§ SHORT PROBLEM: Your task is to output the data exactly as it stands.

§ RECORDS FOR THE EXERCISE:
============

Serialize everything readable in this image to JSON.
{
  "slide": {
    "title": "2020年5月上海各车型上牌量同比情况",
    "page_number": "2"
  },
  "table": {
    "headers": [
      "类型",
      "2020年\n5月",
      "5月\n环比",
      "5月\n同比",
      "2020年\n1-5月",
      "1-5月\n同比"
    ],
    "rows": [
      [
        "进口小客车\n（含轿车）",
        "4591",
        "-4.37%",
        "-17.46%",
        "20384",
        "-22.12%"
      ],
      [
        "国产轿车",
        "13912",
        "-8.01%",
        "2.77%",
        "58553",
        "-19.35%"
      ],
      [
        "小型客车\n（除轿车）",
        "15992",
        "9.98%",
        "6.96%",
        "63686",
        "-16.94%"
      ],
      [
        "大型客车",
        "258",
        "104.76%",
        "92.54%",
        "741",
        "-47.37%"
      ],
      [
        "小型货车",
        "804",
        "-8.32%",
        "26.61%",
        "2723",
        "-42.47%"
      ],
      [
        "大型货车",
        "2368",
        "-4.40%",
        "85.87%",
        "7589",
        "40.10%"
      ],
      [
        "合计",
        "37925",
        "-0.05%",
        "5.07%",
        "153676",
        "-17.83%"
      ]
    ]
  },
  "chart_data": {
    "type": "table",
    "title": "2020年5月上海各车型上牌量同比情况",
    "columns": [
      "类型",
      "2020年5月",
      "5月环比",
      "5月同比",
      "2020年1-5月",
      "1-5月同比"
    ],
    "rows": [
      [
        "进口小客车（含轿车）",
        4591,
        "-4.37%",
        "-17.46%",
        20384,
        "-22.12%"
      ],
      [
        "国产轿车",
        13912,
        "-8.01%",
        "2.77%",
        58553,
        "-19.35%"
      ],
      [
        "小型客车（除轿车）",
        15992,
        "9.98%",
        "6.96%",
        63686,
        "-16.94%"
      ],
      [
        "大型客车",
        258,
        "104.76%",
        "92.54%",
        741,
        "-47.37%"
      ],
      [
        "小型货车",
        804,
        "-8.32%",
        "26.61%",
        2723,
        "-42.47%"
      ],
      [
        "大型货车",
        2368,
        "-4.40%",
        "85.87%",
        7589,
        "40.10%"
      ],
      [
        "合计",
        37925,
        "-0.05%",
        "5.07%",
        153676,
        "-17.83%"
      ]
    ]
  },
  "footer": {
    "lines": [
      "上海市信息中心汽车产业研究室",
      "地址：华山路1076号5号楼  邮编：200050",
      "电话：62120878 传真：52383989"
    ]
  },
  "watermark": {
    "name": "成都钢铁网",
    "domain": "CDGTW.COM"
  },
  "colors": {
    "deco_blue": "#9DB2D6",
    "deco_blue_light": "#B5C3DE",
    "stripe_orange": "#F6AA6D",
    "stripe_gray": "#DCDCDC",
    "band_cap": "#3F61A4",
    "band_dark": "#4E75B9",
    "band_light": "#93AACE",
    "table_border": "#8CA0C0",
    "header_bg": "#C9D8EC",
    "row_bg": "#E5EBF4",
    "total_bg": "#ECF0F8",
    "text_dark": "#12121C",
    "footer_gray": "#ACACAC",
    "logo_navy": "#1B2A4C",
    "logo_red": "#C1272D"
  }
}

============

§ RESULT OF THIS TASK:
Serialize everything readable in this image to JSON.
{
  "slide": {
    "title": "2020年5月上海各车型上牌量同比情况",
    "page_number": "2"
  },
  "table": {
    "headers": [
      "类型",
      "2020年\n5月",
      "5月\n环比",
      "5月\n同比",
      "2020年\n1-5月",
      "1-5月\n同比"
    ],
    "rows": [
      [
        "进口小客车\n（含轿车）",
        "4591",
        "-4.37%",
        "-17.46%",
        "20384",
        "-22.12%"
      ],
      [
        "国产轿车",
        "13912",
        "-8.01%",
        "2.77%",
        "58553",
        "-19.35%"
      ],
      [
        "小型客车\n（除轿车）",
        "15992",
        "9.98%",
        "6.96%",
        "63686",
        "-16.94%"
      ],
      [
        "大型客车",
        "258",
        "104.76%",
        "92.54%",
        "741",
        "-47.37%"
      ],
      [
        "小型货车",
        "804",
        "-8.32%",
        "26.61%",
        "2723",
        "-42.47%"
      ],
      [
        "大型货车",
        "2368",
        "-4.40%",
        "85.87%",
        "7589",
        "40.10%"
      ],
      [
        "合计",
        "37925",
        "-0.05%",
        "5.07%",
        "153676",
        "-17.83%"
      ]
    ]
  },
  "chart_data": {
    "type": "table",
    "title": "2020年5月上海各车型上牌量同比情况",
    "columns": [
      "类型",
      "2020年5月",
      "5月环比",
      "5月同比",
      "2020年1-5月",
      "1-5月同比"
    ],
    "rows": [
      [
        "进口小客车（含轿车）",
        4591,
        "-4.37%",
        "-17.46%",
        20384,
        "-22.12%"
      ],
      [
        "国产轿车",
        13912,
        "-8.01%",
        "2.77%",
        58553,
        "-19.35%"
      ],
      [
        "小型客车（除轿车）",
        15992,
        "9.98%",
        "6.96%",
        63686,
        "-16.94%"
      ],
      [
        "大型客车",
        258,
        "104.76%",
        "92.54%",
        741,
        "-47.37%"
      ],
      [
        "小型货车",
        804,
        "-8.32%",
        "26.61%",
        2723,
        "-42.47%"
      ],
      [
        "大型货车",
        2368,
        "-4.40%",
        "85.87%",
        7589,
        "40.10%"
      ],
      [
        "合计",
        37925,
        "-0.05%",
        "5.07%",
        153676,
        "-17.83%"
      ]
    ]
  },
  "footer": {
    "lines": [
      "上海市信息中心汽车产业研究室",
      "地址：华山路1076号5号楼  邮编：200050",
      "电话：62120878 传真：52383989"
    ]
  },
  "watermark": {
    "name": "成都钢铁网",
    "domain": "CDGTW.COM"
  },
  "colors": {
    "deco_blue": "#9DB2D6",
    "deco_blue_light": "#B5C3DE",
    "stripe_orange": "#F6AA6D",
    "stripe_gray": "#DCDCDC",
    "band_cap": "#3F61A4",
    "band_dark": "#4E75B9",
    "band_light": "#93AACE",
    "table_border": "#8CA0C0",
    "header_bg": "#C9D8EC",
    "row_bg": "#E5EBF4",
    "total_bg": "#ECF0F8",
    "text_dark": "#12121C",
    "footer_gray": "#ACACAC",
    "logo_navy": "#1B2A4C",
    "logo_red": "#C1272D"
  }
}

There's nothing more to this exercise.